--- START Data extract ---

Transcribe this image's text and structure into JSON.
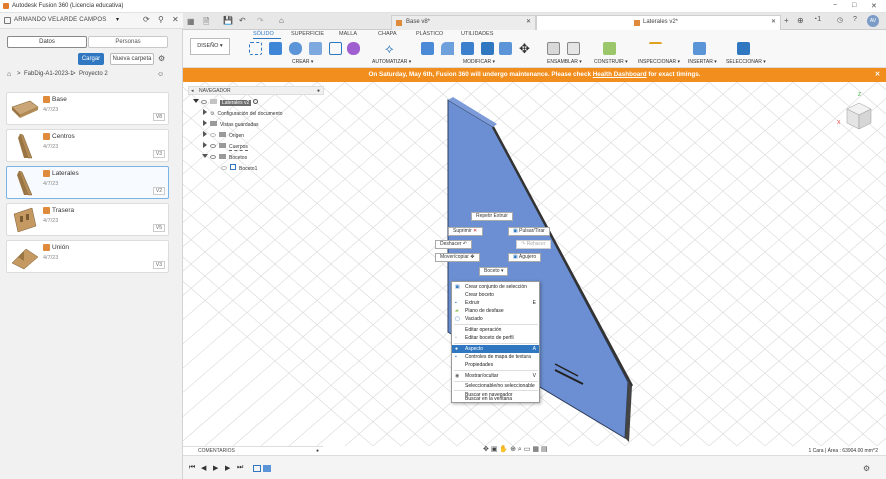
{
  "window": {
    "title": "Autodesk Fusion 360 (Licencia educativa)"
  },
  "user": {
    "name": "ARMANDO VELARDE CAMPOS"
  },
  "panel": {
    "tab_data": "Datos",
    "tab_people": "Personas",
    "upload": "Cargar",
    "new_folder": "Nueva carpeta",
    "breadcrumb_1": "FabDig-A1-2023-1",
    "breadcrumb_sep": ">",
    "breadcrumb_2": "Proyecto 2",
    "files": [
      {
        "name": "Base",
        "date": "4/7/23",
        "version": "V8"
      },
      {
        "name": "Centros",
        "date": "4/7/23",
        "version": "V3"
      },
      {
        "name": "Laterales",
        "date": "4/7/23",
        "version": "V2"
      },
      {
        "name": "Trasera",
        "date": "4/7/23",
        "version": "V5"
      },
      {
        "name": "Unión",
        "date": "4/7/23",
        "version": "V3"
      }
    ]
  },
  "doc_tabs": [
    {
      "label": "Base v8*"
    },
    {
      "label": "Laterales v2*"
    }
  ],
  "toolbar": {
    "workspace": "DISEÑO",
    "tabs": [
      "SÓLIDO",
      "SUPERFICIE",
      "MALLA",
      "CHAPA",
      "PLÁSTICO",
      "UTILIDADES"
    ],
    "groups": [
      "CREAR",
      "AUTOMATIZAR",
      "MODIFICAR",
      "ENSAMBLAR",
      "CONSTRUIR",
      "INSPECCIONAR",
      "INSERTAR",
      "SELECCIONAR"
    ]
  },
  "banner": {
    "text_before": "On Saturday, May 6th, Fusion 360 will undergo maintenance. Please check ",
    "link": "Health Dashboard",
    "text_after": " for exact timings."
  },
  "navigator": {
    "header": "NAVEGADOR",
    "root": "Laterales v2",
    "items": [
      "Configuración del documento",
      "Vistas guardadas",
      "Origen",
      "Cuerpos",
      "Bocetos",
      "Boceto1"
    ]
  },
  "marking": {
    "repeat": "Repetir Extruir",
    "delete": "Suprimir",
    "push_pull": "Pulsar/Tirar",
    "undo": "Deshacer",
    "redo": "Rehacer",
    "move": "Mover/copiar",
    "hole": "Agujero",
    "sketch": "Boceto"
  },
  "context_menu": {
    "items": [
      {
        "label": "Crear conjunto de selección"
      },
      {
        "label": "Crear boceto"
      },
      {
        "label": "Extruir",
        "shortcut": "E"
      },
      {
        "label": "Plano de desfase"
      },
      {
        "label": "Vaciado"
      },
      {
        "label": "Editar operación"
      },
      {
        "label": "Editar boceto de perfil"
      },
      {
        "label": "Aspecto",
        "shortcut": "A"
      },
      {
        "label": "Controles de mapa de textura"
      },
      {
        "label": "Propiedades"
      },
      {
        "label": "Mostrar/ocultar",
        "shortcut": "V"
      },
      {
        "label": "Seleccionable/no seleccionable"
      },
      {
        "label": "Buscar en navegador"
      },
      {
        "label": "Buscar en la ventana"
      }
    ]
  },
  "comments": "COMENTARIOS",
  "status": "1 Cara | Área : 63904.00 mm^2",
  "colors": {
    "accent": "#2f77c0",
    "banner": "#f28e1e",
    "part": "#6b8fd2"
  }
}
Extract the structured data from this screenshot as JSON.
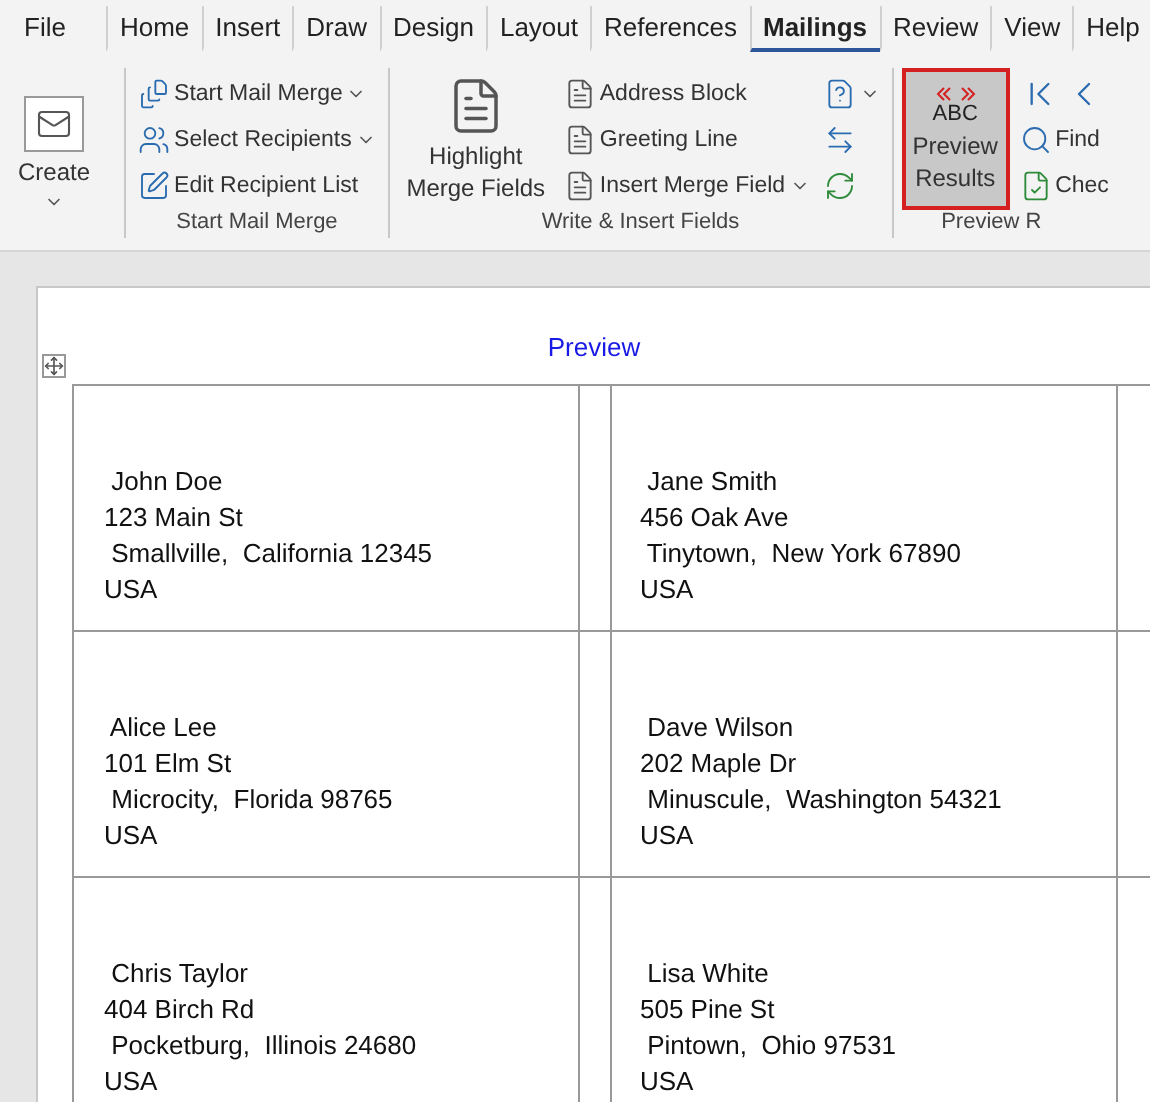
{
  "tabs": [
    {
      "label": "File",
      "selected": false
    },
    {
      "label": "Home",
      "selected": false
    },
    {
      "label": "Insert",
      "selected": false
    },
    {
      "label": "Draw",
      "selected": false
    },
    {
      "label": "Design",
      "selected": false
    },
    {
      "label": "Layout",
      "selected": false
    },
    {
      "label": "References",
      "selected": false
    },
    {
      "label": "Mailings",
      "selected": true
    },
    {
      "label": "Review",
      "selected": false
    },
    {
      "label": "View",
      "selected": false
    },
    {
      "label": "Help",
      "selected": false
    }
  ],
  "create_button": {
    "label": "Create"
  },
  "start_mail_merge": {
    "label": "Start Mail Merge",
    "items": [
      {
        "label": "Start Mail Merge",
        "dropdown": true
      },
      {
        "label": "Select Recipients",
        "dropdown": true
      },
      {
        "label": "Edit Recipient List",
        "dropdown": false
      }
    ]
  },
  "write_insert": {
    "label": "Write & Insert Fields",
    "highlight_button": {
      "label": "Highlight Merge Fields"
    },
    "items": [
      {
        "label": "Address Block",
        "dropdown": false
      },
      {
        "label": "Greeting Line",
        "dropdown": false
      },
      {
        "label": "Insert Merge Field",
        "dropdown": true
      }
    ]
  },
  "preview_results": {
    "label": "Preview R",
    "button": {
      "icon_text": "ABC",
      "label": "Preview Results",
      "selected": true
    },
    "items": [
      "Find",
      "Chec"
    ]
  },
  "document": {
    "heading": "Preview",
    "labels": [
      {
        "lines": [
          " John Doe",
          "123 Main St",
          " Smallville,  California 12345",
          "USA"
        ]
      },
      {
        "lines": [
          " Jane Smith",
          "456 Oak Ave",
          " Tinytown,  New York 67890",
          "USA"
        ]
      },
      {
        "lines": [
          " Alice Lee",
          "101 Elm St",
          " Microcity,  Florida 98765",
          "USA"
        ]
      },
      {
        "lines": [
          " Dave Wilson",
          "202 Maple Dr",
          " Minuscule,  Washington 54321",
          "USA"
        ]
      },
      {
        "lines": [
          " Chris Taylor",
          "404 Birch Rd",
          " Pocketburg,  Illinois 24680",
          "USA"
        ]
      },
      {
        "lines": [
          " Lisa White",
          "505 Pine St",
          " Pintown,  Ohio 97531",
          "USA"
        ]
      }
    ]
  }
}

--- END Data extract ---

Find every line in the records above that contains the word "Buscar", and copy each one.

        "label": "Buscar en navegador"
        "label": "Buscar en la ventana"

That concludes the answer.